TEXTO PROPORCIONADO -

--------------------

‘Hoc est ego’

Durante el homenaje que se dedicó en París a Jorge Semprún días después de su muerte, dos imágenes suyas flanqueaban la tribuna de oradores. En una aparecía el hombre joven, de pelo oscuro, nariz rotunda, ademán resuelto, con una mirada frontal a cámara. En la otra, el hombre instalado ya en la vejez, pelo blanquísimo, nariz algo flácida por efecto de la mucha edad, rostro de aire senatorial pero despreocupado, la mirada vuelta a algún lugar fuera de encuadre. Dos fotografías: algo raro en velatorios y homenajes, donde habitualmente una sola es la que preside el acto de despedida a quien se ha ido. ¿Por qué dos?

--------------------

DATOS EXTRAÍDOS -
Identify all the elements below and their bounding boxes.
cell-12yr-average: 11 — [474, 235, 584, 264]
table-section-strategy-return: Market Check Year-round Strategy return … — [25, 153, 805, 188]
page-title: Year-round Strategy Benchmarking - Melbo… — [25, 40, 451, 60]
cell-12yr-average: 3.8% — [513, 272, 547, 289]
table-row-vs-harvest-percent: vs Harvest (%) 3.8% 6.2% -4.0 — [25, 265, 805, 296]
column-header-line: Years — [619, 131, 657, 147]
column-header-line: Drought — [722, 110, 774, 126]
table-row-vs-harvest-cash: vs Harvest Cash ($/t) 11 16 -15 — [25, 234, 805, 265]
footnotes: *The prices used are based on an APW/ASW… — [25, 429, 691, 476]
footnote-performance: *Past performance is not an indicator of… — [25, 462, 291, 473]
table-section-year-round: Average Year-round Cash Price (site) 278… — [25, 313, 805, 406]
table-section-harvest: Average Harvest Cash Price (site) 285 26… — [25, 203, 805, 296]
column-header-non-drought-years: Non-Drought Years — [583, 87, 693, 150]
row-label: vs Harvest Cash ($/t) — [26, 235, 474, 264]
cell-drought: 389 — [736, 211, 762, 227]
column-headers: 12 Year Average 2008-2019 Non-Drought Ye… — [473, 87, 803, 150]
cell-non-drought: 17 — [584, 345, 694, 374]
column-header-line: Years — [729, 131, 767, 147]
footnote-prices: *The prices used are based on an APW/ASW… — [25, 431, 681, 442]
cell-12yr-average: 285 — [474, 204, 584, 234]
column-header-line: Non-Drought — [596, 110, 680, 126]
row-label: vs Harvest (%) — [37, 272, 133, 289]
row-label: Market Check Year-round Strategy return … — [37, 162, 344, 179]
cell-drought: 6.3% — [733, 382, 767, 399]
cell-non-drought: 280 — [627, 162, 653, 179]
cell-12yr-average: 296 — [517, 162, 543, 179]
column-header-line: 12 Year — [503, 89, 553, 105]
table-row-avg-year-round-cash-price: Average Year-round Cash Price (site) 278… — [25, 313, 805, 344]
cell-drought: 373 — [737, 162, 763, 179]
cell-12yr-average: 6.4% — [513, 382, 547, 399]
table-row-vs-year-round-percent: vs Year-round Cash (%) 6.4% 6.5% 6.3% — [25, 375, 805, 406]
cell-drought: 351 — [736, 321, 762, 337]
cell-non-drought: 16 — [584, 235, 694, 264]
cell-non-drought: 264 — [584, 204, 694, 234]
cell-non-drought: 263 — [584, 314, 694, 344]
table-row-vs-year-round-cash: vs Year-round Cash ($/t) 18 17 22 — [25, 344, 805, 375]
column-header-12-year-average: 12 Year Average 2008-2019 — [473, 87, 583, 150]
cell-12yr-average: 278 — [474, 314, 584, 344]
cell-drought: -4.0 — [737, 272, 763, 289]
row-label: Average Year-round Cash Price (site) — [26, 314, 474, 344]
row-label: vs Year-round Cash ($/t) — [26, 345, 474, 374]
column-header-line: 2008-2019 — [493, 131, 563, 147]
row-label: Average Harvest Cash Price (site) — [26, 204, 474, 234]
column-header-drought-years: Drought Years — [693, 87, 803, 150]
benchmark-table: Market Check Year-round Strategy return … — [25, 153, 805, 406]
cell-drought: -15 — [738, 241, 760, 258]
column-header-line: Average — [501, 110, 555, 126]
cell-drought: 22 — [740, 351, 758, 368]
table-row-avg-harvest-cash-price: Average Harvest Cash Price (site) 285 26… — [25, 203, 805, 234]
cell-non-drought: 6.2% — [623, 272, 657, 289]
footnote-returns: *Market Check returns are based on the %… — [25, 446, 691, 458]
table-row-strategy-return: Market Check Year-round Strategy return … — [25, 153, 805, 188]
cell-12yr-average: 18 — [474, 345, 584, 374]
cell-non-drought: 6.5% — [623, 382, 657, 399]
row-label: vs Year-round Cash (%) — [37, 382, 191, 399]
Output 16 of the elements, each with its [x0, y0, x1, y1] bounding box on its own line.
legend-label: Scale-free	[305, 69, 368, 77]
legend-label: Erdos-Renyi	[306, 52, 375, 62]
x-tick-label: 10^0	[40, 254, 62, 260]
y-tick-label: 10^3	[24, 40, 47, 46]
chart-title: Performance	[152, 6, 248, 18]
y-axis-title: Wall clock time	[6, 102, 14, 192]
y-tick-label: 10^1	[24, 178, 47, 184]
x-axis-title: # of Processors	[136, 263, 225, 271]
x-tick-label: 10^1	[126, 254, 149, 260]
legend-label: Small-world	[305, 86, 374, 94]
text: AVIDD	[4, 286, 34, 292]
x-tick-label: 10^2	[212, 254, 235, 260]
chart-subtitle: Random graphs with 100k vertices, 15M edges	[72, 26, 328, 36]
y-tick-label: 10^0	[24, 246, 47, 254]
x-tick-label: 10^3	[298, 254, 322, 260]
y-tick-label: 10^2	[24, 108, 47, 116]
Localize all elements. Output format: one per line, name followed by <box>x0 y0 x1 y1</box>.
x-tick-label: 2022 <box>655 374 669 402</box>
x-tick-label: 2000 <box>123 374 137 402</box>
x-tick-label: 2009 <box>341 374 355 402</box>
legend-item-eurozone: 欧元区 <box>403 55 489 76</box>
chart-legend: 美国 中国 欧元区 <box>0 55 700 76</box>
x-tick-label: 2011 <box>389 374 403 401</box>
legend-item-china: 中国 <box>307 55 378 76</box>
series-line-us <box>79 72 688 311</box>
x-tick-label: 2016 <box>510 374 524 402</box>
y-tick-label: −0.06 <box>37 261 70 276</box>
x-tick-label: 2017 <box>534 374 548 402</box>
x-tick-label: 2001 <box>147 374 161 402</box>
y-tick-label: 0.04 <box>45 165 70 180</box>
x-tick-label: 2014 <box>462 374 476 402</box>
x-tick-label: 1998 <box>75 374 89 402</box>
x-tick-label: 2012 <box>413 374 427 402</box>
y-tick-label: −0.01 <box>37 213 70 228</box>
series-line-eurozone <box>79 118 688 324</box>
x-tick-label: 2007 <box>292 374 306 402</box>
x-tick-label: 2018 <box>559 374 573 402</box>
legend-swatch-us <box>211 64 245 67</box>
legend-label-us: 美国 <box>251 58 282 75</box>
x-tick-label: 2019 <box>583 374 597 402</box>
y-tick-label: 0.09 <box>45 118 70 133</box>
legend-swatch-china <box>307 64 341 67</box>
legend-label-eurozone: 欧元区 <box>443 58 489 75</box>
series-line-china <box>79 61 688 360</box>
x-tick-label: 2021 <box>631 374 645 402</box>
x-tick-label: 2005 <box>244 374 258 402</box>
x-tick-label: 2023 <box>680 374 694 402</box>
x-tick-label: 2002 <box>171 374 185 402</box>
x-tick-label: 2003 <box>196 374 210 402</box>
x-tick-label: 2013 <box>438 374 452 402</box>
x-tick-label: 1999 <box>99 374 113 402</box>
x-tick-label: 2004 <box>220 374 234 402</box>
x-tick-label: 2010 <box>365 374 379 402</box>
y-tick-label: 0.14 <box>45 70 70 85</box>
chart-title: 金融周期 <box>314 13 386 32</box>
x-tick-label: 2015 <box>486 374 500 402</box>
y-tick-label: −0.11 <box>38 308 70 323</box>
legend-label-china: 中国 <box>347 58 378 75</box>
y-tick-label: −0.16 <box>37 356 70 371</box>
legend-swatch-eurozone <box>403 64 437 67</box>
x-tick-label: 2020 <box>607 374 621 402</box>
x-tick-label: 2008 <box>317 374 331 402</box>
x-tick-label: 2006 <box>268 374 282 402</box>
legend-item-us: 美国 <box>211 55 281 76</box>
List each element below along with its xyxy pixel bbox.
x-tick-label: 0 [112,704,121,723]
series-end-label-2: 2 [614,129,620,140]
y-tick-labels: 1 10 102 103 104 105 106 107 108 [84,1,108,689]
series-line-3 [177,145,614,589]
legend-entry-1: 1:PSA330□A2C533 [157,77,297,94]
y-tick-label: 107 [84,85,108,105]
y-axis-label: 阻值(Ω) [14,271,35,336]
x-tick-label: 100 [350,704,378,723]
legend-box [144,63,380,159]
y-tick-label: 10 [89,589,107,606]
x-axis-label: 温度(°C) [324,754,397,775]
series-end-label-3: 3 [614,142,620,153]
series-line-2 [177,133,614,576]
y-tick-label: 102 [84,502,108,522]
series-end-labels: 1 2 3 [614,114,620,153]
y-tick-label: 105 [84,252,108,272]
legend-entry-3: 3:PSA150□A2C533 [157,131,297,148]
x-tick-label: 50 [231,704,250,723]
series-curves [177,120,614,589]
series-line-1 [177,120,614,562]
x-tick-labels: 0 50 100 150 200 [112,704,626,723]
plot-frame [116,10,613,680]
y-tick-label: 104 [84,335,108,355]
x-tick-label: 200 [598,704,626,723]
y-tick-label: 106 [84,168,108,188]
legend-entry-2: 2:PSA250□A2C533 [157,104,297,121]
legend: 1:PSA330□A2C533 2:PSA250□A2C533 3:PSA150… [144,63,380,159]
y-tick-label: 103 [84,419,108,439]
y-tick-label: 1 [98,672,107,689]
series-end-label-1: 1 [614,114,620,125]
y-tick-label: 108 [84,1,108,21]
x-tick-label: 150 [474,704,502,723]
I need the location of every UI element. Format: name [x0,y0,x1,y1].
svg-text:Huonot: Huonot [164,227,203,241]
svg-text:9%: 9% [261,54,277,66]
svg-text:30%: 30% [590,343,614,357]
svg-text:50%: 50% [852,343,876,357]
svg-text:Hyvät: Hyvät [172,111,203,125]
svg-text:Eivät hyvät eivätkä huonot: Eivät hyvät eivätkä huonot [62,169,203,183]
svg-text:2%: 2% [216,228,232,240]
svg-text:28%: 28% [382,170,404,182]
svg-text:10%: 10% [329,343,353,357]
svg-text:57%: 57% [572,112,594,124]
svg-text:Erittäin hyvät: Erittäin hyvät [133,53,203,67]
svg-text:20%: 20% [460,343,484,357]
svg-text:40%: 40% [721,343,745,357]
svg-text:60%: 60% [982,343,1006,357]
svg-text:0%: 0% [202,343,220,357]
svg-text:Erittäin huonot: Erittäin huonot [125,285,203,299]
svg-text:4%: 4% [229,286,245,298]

--------------------

PREGUNTAS PARA RESPONDER -
a) Enumera los rasgos con que el texto sobre el homenaje a Jorge Semprún describe al hombre joven de la primera imagen.
b) Copia del texto sobre el homenaje a Jorge Semprún el fragmento que comienza en "Durante el homenaje" y sigue hasta "ido. ¿Por qué dos?", sin alterar nada.
c) Prosigue el texto sobre el homenaje a Jorge Semprún a partir de la última oración que aparece.

RESULTADOS DEL EJERCICIO -
a)
- pelo oscuro
- nariz rotunda
- ademán resuelto
- una mirada frontal a cámara

b)
Durante el homenaje que se dedicó en París a Jorge Semprún días después de su muerte, dos imágenes suyas flanqueaban la tribuna de oradores. En una aparecía el hombre joven, de pelo oscuro, nariz rotunda, ademán resuelto, con una mirada frontal a cámara. En la otra, el hombre instalado ya en la vejez, pelo blanquísimo, nariz algo flácida por efecto de la mucha edad, rostro de aire senatorial pero despreocupado, la mirada vuelta a algún lugar fuera de encuadre. Dos fotografías: algo raro en velatorios y homenajes, donde habitualmente una sola es la que preside el acto de despedida a quien se ha ido. ¿Por qué dos?

c)
Quizá para subrayar que esa vida fue una sucesión de dualidades. El antes y el después de Buchenwald. El estudiante real y el estucador fingido del Lager. El Jorge Semprún de la legalidad francesa y el Federico Sánchez de la clandestinidad española. Los idiomas español y francés, y sus culturas respectivas, como patrias. El intelectual reflexivo y el político actuante. Siempre desdoblado, no es casual que para una fotografía de 2001, reproducida estos días de nuevo en algunos medios, Semprún posara junto a un espejo o un cristal que calcaba su figura simétricamente, como en un díptico de sí, de su biografía escindida.

Trascendiendo el caso concreto, hay en la puesta en escena parisina de los dos retratos una suerte de memento mori universal, vacío de retóricas, basado en la sencilla confrontación de dos caballetes, separados entre sí por unos pocos pasos y por varios decenios a la vez. En un imposible encuentro de esos dos hombres que son el mismo hombre, como en aquel relato de Borges, ¿llegarían siquiera a reconocerse? Si pudiéramos desalojar nuestro cuerpo y volver a encarnarnos en él después de un periodo largo, es muy dudoso que aún lo sintiéramos como propio. La continuidad en la conciencia es un lenitivo contra el pasmo de la muerte.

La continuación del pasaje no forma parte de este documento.